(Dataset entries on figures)
·····
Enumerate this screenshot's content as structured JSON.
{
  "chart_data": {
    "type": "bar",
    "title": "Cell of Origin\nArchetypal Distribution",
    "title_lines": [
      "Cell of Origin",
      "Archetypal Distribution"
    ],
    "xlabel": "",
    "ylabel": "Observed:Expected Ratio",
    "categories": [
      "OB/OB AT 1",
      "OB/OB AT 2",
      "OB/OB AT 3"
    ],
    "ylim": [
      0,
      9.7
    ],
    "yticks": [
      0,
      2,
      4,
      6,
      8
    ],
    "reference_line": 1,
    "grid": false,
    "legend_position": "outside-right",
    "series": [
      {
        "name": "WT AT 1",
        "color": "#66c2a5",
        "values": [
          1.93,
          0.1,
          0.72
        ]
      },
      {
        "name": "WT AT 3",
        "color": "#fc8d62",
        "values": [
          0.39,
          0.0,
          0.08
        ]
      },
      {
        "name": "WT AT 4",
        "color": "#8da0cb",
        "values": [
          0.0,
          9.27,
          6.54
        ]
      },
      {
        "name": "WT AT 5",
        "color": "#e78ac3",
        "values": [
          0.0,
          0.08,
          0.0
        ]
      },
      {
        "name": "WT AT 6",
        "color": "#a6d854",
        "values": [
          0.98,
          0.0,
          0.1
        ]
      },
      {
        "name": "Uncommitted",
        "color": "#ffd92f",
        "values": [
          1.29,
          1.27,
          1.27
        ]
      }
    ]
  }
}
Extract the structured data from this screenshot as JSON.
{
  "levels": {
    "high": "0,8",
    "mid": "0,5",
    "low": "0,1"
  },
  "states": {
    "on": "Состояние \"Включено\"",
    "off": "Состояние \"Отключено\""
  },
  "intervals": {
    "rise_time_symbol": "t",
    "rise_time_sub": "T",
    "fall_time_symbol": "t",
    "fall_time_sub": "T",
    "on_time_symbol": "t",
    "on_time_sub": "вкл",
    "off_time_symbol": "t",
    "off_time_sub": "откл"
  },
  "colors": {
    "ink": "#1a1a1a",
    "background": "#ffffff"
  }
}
·····
Give the number of lines where the string "this" occurs, without any further text.

2